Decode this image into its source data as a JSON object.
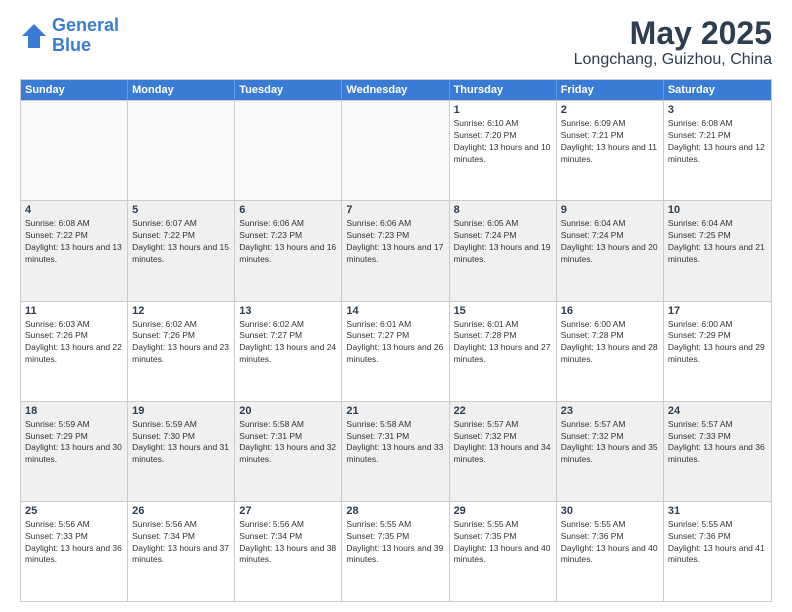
{
  "header": {
    "logo_line1": "General",
    "logo_line2": "Blue",
    "main_title": "May 2025",
    "subtitle": "Longchang, Guizhou, China"
  },
  "days_of_week": [
    "Sunday",
    "Monday",
    "Tuesday",
    "Wednesday",
    "Thursday",
    "Friday",
    "Saturday"
  ],
  "rows": [
    [
      {
        "day": "",
        "empty": true
      },
      {
        "day": "",
        "empty": true
      },
      {
        "day": "",
        "empty": true
      },
      {
        "day": "",
        "empty": true
      },
      {
        "day": "1",
        "sunrise": "6:10 AM",
        "sunset": "7:20 PM",
        "daylight": "13 hours and 10 minutes."
      },
      {
        "day": "2",
        "sunrise": "6:09 AM",
        "sunset": "7:21 PM",
        "daylight": "13 hours and 11 minutes."
      },
      {
        "day": "3",
        "sunrise": "6:08 AM",
        "sunset": "7:21 PM",
        "daylight": "13 hours and 12 minutes."
      }
    ],
    [
      {
        "day": "4",
        "sunrise": "6:08 AM",
        "sunset": "7:22 PM",
        "daylight": "13 hours and 13 minutes.",
        "shaded": true
      },
      {
        "day": "5",
        "sunrise": "6:07 AM",
        "sunset": "7:22 PM",
        "daylight": "13 hours and 15 minutes.",
        "shaded": true
      },
      {
        "day": "6",
        "sunrise": "6:06 AM",
        "sunset": "7:23 PM",
        "daylight": "13 hours and 16 minutes.",
        "shaded": true
      },
      {
        "day": "7",
        "sunrise": "6:06 AM",
        "sunset": "7:23 PM",
        "daylight": "13 hours and 17 minutes.",
        "shaded": true
      },
      {
        "day": "8",
        "sunrise": "6:05 AM",
        "sunset": "7:24 PM",
        "daylight": "13 hours and 19 minutes.",
        "shaded": true
      },
      {
        "day": "9",
        "sunrise": "6:04 AM",
        "sunset": "7:24 PM",
        "daylight": "13 hours and 20 minutes.",
        "shaded": true
      },
      {
        "day": "10",
        "sunrise": "6:04 AM",
        "sunset": "7:25 PM",
        "daylight": "13 hours and 21 minutes.",
        "shaded": true
      }
    ],
    [
      {
        "day": "11",
        "sunrise": "6:03 AM",
        "sunset": "7:26 PM",
        "daylight": "13 hours and 22 minutes."
      },
      {
        "day": "12",
        "sunrise": "6:02 AM",
        "sunset": "7:26 PM",
        "daylight": "13 hours and 23 minutes."
      },
      {
        "day": "13",
        "sunrise": "6:02 AM",
        "sunset": "7:27 PM",
        "daylight": "13 hours and 24 minutes."
      },
      {
        "day": "14",
        "sunrise": "6:01 AM",
        "sunset": "7:27 PM",
        "daylight": "13 hours and 26 minutes."
      },
      {
        "day": "15",
        "sunrise": "6:01 AM",
        "sunset": "7:28 PM",
        "daylight": "13 hours and 27 minutes."
      },
      {
        "day": "16",
        "sunrise": "6:00 AM",
        "sunset": "7:28 PM",
        "daylight": "13 hours and 28 minutes."
      },
      {
        "day": "17",
        "sunrise": "6:00 AM",
        "sunset": "7:29 PM",
        "daylight": "13 hours and 29 minutes."
      }
    ],
    [
      {
        "day": "18",
        "sunrise": "5:59 AM",
        "sunset": "7:29 PM",
        "daylight": "13 hours and 30 minutes.",
        "shaded": true
      },
      {
        "day": "19",
        "sunrise": "5:59 AM",
        "sunset": "7:30 PM",
        "daylight": "13 hours and 31 minutes.",
        "shaded": true
      },
      {
        "day": "20",
        "sunrise": "5:58 AM",
        "sunset": "7:31 PM",
        "daylight": "13 hours and 32 minutes.",
        "shaded": true
      },
      {
        "day": "21",
        "sunrise": "5:58 AM",
        "sunset": "7:31 PM",
        "daylight": "13 hours and 33 minutes.",
        "shaded": true
      },
      {
        "day": "22",
        "sunrise": "5:57 AM",
        "sunset": "7:32 PM",
        "daylight": "13 hours and 34 minutes.",
        "shaded": true
      },
      {
        "day": "23",
        "sunrise": "5:57 AM",
        "sunset": "7:32 PM",
        "daylight": "13 hours and 35 minutes.",
        "shaded": true
      },
      {
        "day": "24",
        "sunrise": "5:57 AM",
        "sunset": "7:33 PM",
        "daylight": "13 hours and 36 minutes.",
        "shaded": true
      }
    ],
    [
      {
        "day": "25",
        "sunrise": "5:56 AM",
        "sunset": "7:33 PM",
        "daylight": "13 hours and 36 minutes."
      },
      {
        "day": "26",
        "sunrise": "5:56 AM",
        "sunset": "7:34 PM",
        "daylight": "13 hours and 37 minutes."
      },
      {
        "day": "27",
        "sunrise": "5:56 AM",
        "sunset": "7:34 PM",
        "daylight": "13 hours and 38 minutes."
      },
      {
        "day": "28",
        "sunrise": "5:55 AM",
        "sunset": "7:35 PM",
        "daylight": "13 hours and 39 minutes."
      },
      {
        "day": "29",
        "sunrise": "5:55 AM",
        "sunset": "7:35 PM",
        "daylight": "13 hours and 40 minutes."
      },
      {
        "day": "30",
        "sunrise": "5:55 AM",
        "sunset": "7:36 PM",
        "daylight": "13 hours and 40 minutes."
      },
      {
        "day": "31",
        "sunrise": "5:55 AM",
        "sunset": "7:36 PM",
        "daylight": "13 hours and 41 minutes."
      }
    ]
  ]
}
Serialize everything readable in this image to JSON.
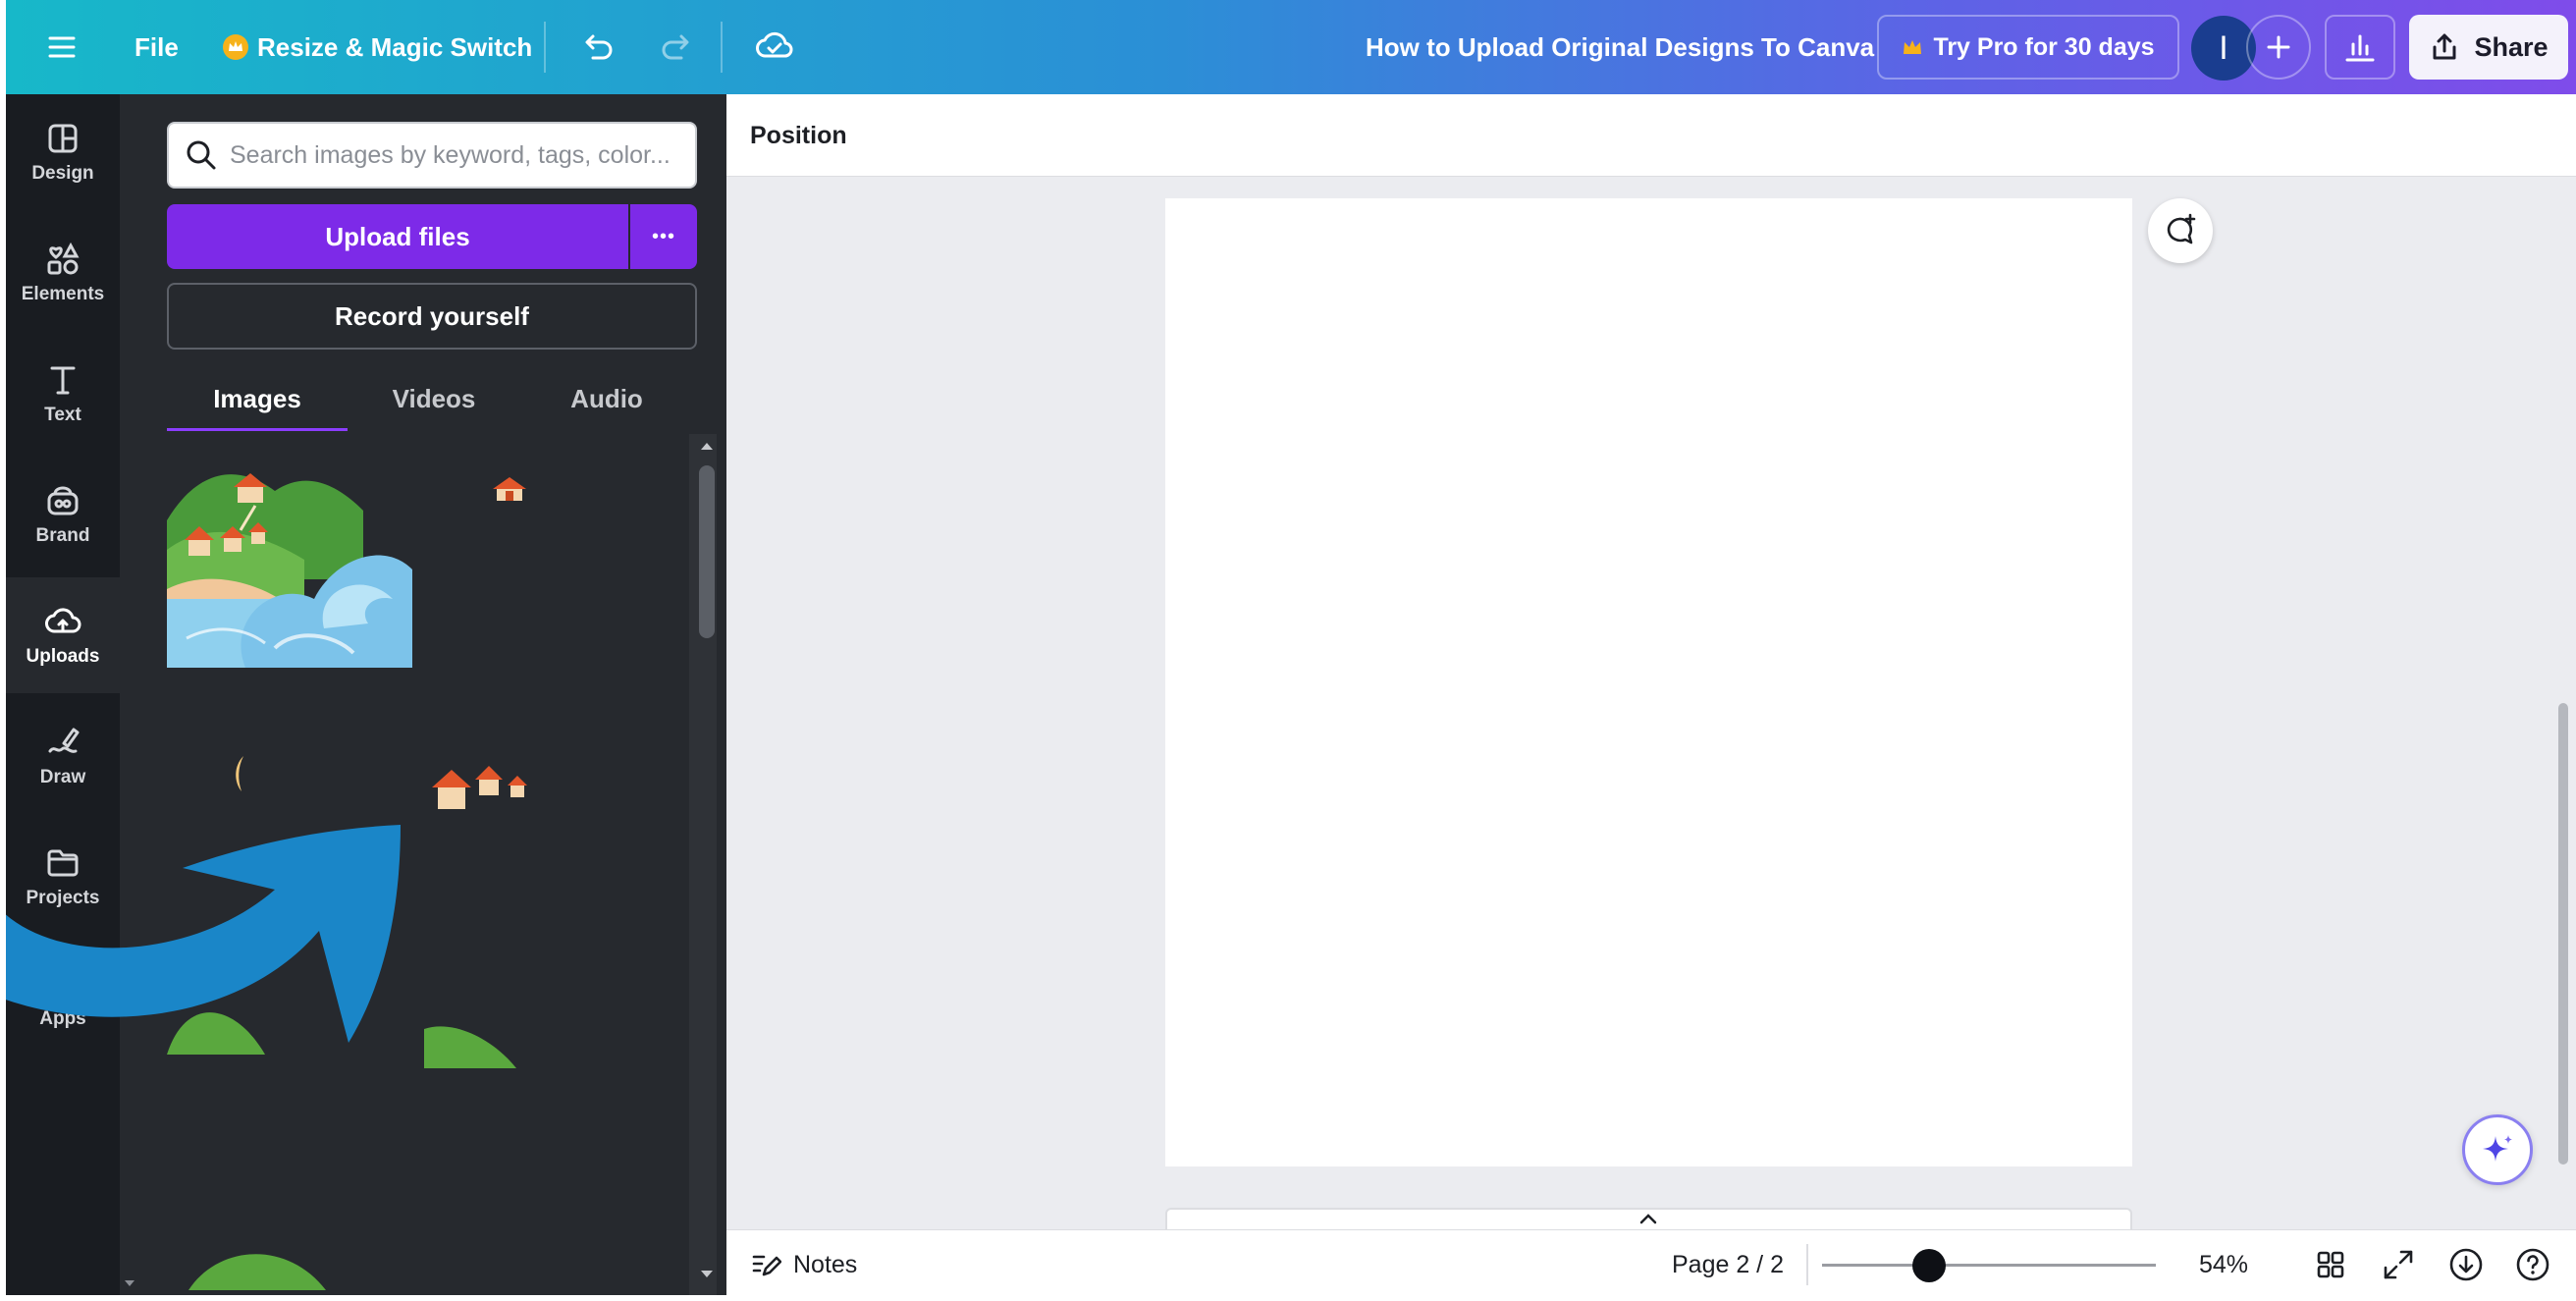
{
  "topbar": {
    "file_label": "File",
    "resize_label": "Resize & Magic Switch",
    "doc_title": "How to Upload Original Designs To Canva",
    "try_pro_label": "Try Pro for 30 days",
    "avatar_initial": "I",
    "share_label": "Share"
  },
  "rail": {
    "items": [
      {
        "label": "Design",
        "icon": "design-icon"
      },
      {
        "label": "Elements",
        "icon": "elements-icon"
      },
      {
        "label": "Text",
        "icon": "text-icon"
      },
      {
        "label": "Brand",
        "icon": "brand-icon"
      },
      {
        "label": "Uploads",
        "icon": "cloud-upload-icon"
      },
      {
        "label": "Draw",
        "icon": "draw-icon"
      },
      {
        "label": "Projects",
        "icon": "folder-icon"
      },
      {
        "label": "Apps",
        "icon": "apps-icon"
      }
    ],
    "active": "Uploads"
  },
  "panel": {
    "search_placeholder": "Search images by keyword, tags, color...",
    "upload_label": "Upload files",
    "more_label": "•••",
    "record_label": "Record yourself",
    "tabs": [
      "Images",
      "Videos",
      "Audio"
    ],
    "active_tab": "Images"
  },
  "workspace": {
    "context_label": "Position"
  },
  "bottombar": {
    "notes_label": "Notes",
    "page_indicator": "Page 2 / 2",
    "zoom_percent": "54%",
    "zoom_fraction": 0.32
  },
  "colors": {
    "accent_purple": "#7d2ae8",
    "rail_bg": "#191c21",
    "panel_bg": "#26292e",
    "workspace_bg": "#ebecf0",
    "arrow_blue": "#1a86c8"
  }
}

◇ ◇ ◇ ◇ ◇ ◇ ◇

■ **Brief**
From the material above, copy each line that includes the word "JSON".

■ **Task response**
Decode this image into its source data as a JSON object.
Serialize everything readable in this image to JSON.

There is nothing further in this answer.